# Start of Items
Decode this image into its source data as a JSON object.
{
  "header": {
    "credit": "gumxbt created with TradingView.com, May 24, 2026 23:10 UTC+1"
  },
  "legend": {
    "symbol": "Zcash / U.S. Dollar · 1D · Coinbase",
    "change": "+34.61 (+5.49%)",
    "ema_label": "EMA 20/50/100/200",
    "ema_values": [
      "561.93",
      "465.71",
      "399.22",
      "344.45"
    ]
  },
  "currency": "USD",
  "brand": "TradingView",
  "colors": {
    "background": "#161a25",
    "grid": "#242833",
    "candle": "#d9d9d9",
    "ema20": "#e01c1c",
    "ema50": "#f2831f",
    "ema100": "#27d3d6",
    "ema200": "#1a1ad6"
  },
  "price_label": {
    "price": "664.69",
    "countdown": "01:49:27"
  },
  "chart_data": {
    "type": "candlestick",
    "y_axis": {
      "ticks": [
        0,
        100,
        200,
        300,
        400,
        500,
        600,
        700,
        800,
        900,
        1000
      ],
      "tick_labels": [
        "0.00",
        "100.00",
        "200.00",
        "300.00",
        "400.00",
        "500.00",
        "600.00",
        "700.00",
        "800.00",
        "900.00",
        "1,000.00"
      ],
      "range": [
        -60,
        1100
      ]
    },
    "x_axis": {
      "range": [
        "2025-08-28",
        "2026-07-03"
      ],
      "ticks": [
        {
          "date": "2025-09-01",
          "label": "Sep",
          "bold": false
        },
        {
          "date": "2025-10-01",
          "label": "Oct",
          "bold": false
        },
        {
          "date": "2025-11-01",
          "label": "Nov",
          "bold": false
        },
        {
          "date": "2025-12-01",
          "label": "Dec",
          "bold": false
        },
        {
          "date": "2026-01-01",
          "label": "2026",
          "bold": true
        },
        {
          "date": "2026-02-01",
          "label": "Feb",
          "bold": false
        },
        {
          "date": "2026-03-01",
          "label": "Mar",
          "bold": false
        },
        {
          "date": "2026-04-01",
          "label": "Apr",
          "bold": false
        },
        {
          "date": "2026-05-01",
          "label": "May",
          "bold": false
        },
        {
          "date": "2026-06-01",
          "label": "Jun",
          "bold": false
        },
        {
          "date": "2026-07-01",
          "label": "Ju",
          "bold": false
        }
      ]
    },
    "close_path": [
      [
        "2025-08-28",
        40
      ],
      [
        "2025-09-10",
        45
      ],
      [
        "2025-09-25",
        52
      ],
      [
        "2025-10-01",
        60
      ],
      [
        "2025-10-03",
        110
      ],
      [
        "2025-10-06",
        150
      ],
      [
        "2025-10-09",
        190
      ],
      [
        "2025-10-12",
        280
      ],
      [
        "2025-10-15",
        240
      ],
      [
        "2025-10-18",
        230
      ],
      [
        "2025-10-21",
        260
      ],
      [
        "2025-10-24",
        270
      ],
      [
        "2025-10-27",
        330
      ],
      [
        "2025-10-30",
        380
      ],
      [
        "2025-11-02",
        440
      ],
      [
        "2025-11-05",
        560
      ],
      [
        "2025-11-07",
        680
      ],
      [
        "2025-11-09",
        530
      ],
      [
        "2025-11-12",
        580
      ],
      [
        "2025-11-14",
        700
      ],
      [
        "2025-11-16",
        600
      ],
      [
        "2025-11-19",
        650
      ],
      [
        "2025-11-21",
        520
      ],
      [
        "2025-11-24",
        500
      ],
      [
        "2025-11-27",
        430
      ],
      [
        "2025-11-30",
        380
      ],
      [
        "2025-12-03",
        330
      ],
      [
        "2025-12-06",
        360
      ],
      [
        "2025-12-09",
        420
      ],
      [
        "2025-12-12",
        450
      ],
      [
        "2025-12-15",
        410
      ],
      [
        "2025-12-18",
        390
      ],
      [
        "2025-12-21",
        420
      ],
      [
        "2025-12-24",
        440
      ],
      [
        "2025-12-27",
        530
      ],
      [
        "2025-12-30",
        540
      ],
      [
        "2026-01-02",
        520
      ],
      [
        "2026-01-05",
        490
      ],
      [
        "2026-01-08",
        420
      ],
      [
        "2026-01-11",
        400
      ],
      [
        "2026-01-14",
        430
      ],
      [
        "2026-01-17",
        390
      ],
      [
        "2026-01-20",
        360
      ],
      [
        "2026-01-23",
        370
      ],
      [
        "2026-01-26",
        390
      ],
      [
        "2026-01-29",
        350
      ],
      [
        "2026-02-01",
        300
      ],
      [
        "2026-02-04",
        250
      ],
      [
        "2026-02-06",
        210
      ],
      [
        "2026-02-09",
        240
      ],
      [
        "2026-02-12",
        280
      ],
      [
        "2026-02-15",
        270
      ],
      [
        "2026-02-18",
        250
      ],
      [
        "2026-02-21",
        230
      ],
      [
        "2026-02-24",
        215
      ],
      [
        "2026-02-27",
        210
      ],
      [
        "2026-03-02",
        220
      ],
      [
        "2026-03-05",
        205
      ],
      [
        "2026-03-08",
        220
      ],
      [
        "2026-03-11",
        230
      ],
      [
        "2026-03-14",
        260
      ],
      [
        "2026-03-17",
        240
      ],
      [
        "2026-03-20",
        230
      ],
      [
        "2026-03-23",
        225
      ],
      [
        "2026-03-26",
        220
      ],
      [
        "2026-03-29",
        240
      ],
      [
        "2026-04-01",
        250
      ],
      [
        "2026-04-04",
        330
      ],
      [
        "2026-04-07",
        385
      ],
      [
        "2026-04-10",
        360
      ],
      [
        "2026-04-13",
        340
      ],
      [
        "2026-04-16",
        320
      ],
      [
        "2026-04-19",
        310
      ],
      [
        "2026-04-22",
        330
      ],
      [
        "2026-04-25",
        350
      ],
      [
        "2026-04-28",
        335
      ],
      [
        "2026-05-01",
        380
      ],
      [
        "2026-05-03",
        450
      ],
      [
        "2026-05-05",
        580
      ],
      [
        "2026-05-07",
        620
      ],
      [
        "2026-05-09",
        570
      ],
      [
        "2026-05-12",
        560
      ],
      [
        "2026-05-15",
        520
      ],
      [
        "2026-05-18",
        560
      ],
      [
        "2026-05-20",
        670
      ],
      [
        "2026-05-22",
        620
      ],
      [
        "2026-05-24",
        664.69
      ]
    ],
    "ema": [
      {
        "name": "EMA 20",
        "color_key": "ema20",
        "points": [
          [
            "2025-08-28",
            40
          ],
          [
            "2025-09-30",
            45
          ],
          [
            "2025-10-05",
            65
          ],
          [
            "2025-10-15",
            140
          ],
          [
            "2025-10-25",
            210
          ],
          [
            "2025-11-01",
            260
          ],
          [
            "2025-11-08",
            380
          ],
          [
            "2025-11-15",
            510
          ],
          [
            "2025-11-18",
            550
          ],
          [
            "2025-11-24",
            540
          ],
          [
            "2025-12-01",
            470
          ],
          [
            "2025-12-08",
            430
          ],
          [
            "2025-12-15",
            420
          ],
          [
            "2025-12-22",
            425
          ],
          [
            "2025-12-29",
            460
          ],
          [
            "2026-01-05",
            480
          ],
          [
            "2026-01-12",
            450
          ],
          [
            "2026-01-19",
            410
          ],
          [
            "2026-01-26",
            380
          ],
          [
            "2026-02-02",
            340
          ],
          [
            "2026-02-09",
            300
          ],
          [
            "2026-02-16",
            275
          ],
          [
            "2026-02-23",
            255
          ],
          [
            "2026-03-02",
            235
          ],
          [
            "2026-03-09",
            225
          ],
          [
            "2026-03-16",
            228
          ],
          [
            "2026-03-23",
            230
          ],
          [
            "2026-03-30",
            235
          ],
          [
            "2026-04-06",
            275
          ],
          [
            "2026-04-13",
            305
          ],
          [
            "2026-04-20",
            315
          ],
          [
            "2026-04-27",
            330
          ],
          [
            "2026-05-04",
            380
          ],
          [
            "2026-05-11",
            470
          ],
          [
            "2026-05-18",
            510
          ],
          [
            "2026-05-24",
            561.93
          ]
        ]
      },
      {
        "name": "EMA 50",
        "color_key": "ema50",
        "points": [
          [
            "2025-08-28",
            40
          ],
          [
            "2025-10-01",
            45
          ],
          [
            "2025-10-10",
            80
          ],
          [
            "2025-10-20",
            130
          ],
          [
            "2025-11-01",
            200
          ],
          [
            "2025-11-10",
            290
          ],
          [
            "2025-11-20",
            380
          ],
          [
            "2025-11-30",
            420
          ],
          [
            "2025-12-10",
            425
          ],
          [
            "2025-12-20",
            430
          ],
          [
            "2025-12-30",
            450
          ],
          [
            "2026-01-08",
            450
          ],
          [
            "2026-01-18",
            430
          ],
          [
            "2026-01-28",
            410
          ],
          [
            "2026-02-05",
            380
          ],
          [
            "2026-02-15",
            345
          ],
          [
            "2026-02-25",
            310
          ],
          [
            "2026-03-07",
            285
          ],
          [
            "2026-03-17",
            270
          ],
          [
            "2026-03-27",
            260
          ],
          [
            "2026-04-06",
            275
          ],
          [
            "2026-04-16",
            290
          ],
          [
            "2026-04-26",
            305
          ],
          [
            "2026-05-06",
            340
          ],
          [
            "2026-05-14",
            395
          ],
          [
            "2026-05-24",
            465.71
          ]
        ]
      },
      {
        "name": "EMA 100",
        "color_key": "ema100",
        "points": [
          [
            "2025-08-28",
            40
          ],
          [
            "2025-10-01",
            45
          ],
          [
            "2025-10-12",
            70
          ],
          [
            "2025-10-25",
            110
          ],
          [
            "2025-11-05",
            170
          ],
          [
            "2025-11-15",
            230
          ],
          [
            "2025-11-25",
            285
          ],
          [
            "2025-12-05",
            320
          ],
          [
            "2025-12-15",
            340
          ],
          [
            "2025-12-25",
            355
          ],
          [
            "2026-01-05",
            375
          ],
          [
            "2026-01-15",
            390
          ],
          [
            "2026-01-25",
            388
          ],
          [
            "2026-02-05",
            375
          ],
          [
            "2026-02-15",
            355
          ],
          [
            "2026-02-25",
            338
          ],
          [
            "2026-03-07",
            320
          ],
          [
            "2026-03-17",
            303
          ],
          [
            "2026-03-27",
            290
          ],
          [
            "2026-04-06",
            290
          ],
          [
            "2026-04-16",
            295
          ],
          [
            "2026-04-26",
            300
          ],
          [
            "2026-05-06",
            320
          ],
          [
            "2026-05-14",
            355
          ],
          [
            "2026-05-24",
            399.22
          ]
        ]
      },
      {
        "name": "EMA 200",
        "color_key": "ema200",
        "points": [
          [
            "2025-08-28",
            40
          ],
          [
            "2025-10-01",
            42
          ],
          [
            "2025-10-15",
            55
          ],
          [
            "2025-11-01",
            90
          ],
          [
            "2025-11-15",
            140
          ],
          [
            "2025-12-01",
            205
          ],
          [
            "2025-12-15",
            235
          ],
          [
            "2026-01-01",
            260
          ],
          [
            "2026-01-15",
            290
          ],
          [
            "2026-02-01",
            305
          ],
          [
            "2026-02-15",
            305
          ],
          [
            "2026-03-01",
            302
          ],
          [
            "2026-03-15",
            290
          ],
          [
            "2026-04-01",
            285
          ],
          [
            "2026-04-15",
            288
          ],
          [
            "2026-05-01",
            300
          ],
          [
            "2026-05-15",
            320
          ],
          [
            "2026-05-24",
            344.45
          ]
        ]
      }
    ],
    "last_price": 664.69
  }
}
# End of Items
Copy all lines of the material above where the string "name" occurs.

        "name": "EMA 20",
        "name": "EMA 50",
        "name": "EMA 100",
        "name": "EMA 200",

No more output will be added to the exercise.